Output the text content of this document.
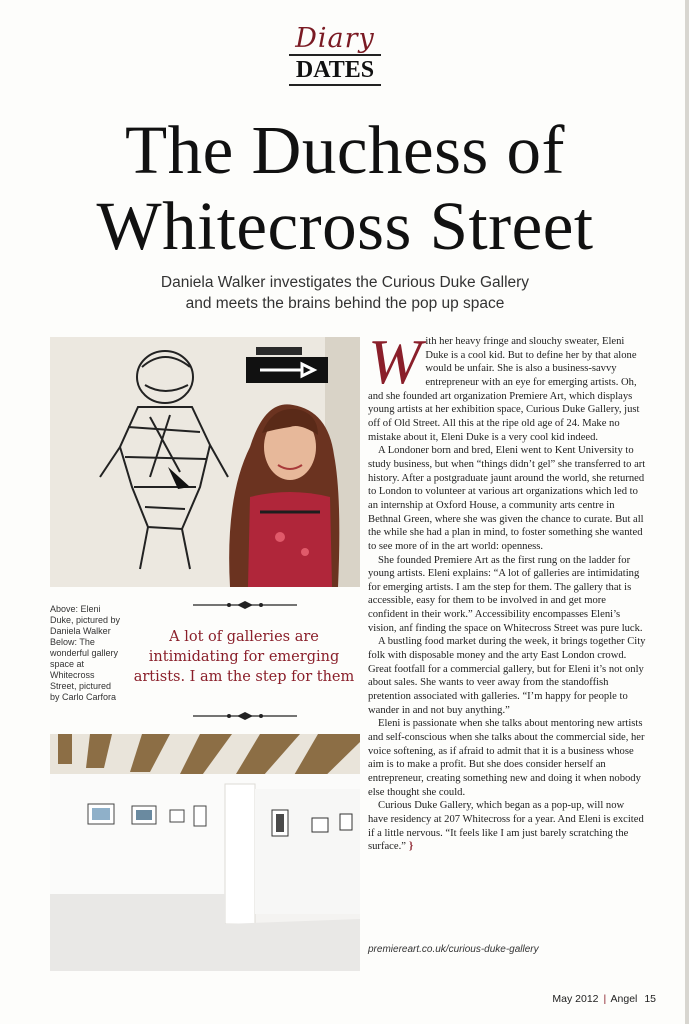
Diary
DATES
The Duchess of
Whitecross Street
Daniela Walker investigates the Curious Duke Gallery
and meets the brains behind the pop up space
Above: Eleni Duke, pictured by Daniela Walker Below: The wonderful gallery space at Whitecross Street, pictured by Carlo Carfora
A lot of galleries are intimidating for emerging artists. I am the step for them

With her heavy fringe and slouchy sweater, Eleni Duke is a cool kid. But to define her by that alone would be unfair. She is also a business-savvy entrepreneur with an eye for emerging artists. Oh, and she founded art organization Premiere Art, which displays young artists at her exhibition space, Curious Duke Gallery, just off of Old Street. All this at the ripe old age of 24. Make no mistake about it, Eleni Duke is a very cool kid indeed.

A Londoner born and bred, Eleni went to Kent University to study business, but when “things didn’t gel” she transferred to art history. After a postgraduate jaunt around the world, she returned to London to volunteer at various art organizations which led to an internship at Oxford House, a community arts centre in Bethnal Green, where she was given the chance to curate. But all the while she had a plan in mind, to foster something she wanted to see more of in the art world: openness.

She founded Premiere Art as the first rung on the ladder for young artists. Eleni explains: “A lot of galleries are intimidating for emerging artists. I am the step for them. The gallery that is accessible, easy for them to be involved in and get more confident in their work.” Accessibility encompasses Eleni’s vision, anf finding the space on Whitecross Street was pure luck.

A bustling food market during the week, it brings together City folk with disposable money and the arty East London crowd. Great footfall for a commercial gallery, but for Eleni it’s not only about sales. She wants to veer away from the standoffish pretention associated with galleries. “I’m happy for people to wander in and not buy anything.”

Eleni is passionate when she talks about mentoring new artists and self-conscious when she talks about the commercial side, her voice softening, as if afraid to admit that it is a business whose aim is to make a profit. But she does consider herself an entrepreneur, creating something new and doing it when nobody else thought she could.

Curious Duke Gallery, which began as a pop-up, will now have residency at 207 Whitecross for a year. And Eleni is excited if a little nervous. “It feels like I am just barely scratching the surface.” }

premiereart.co.uk/curious-duke-gallery
May 2012 | Angel 15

WORK INSTRUCTIONS »
Restate each of the entries above word for word and skip every image.

FULL RESPONSE »
Output the text content of this document.
Diary
DATES
The Duchess of
Whitecross Street
Daniela Walker investigates the Curious Duke Gallery
and meets the brains behind the pop up space
Above: Eleni Duke, pictured by Daniela Walker Below: The wonderful gallery space at Whitecross Street, pictured by Carlo Carfora
A lot of galleries are intimidating for emerging artists. I am the step for them

With her heavy fringe and slouchy sweater, Eleni Duke is a cool kid. But to define her by that alone would be unfair. She is also a business-savvy entrepreneur with an eye for emerging artists. Oh, and she founded art organization Premiere Art, which displays young artists at her exhibition space, Curious Duke Gallery, just off of Old Street. All this at the ripe old age of 24. Make no mistake about it, Eleni Duke is a very cool kid indeed.

A Londoner born and bred, Eleni went to Kent University to study business, but when “things didn’t gel” she transferred to art history. After a postgraduate jaunt around the world, she returned to London to volunteer at various art organizations which led to an internship at Oxford House, a community arts centre in Bethnal Green, where she was given the chance to curate. But all the while she had a plan in mind, to foster something she wanted to see more of in the art world: openness.

She founded Premiere Art as the first rung on the ladder for young artists. Eleni explains: “A lot of galleries are intimidating for emerging artists. I am the step for them. The gallery that is accessible, easy for them to be involved in and get more confident in their work.” Accessibility encompasses Eleni’s vision, anf finding the space on Whitecross Street was pure luck.

A bustling food market during the week, it brings together City folk with disposable money and the arty East London crowd. Great footfall for a commercial gallery, but for Eleni it’s not only about sales. She wants to veer away from the standoffish pretention associated with galleries. “I’m happy for people to wander in and not buy anything.”

Eleni is passionate when she talks about mentoring new artists and self-conscious when she talks about the commercial side, her voice softening, as if afraid to admit that it is a business whose aim is to make a profit. But she does consider herself an entrepreneur, creating something new and doing it when nobody else thought she could.

Curious Duke Gallery, which began as a pop-up, will now have residency at 207 Whitecross for a year. And Eleni is excited if a little nervous. “It feels like I am just barely scratching the surface.” }

premiereart.co.uk/curious-duke-gallery
May 2012 | Angel 15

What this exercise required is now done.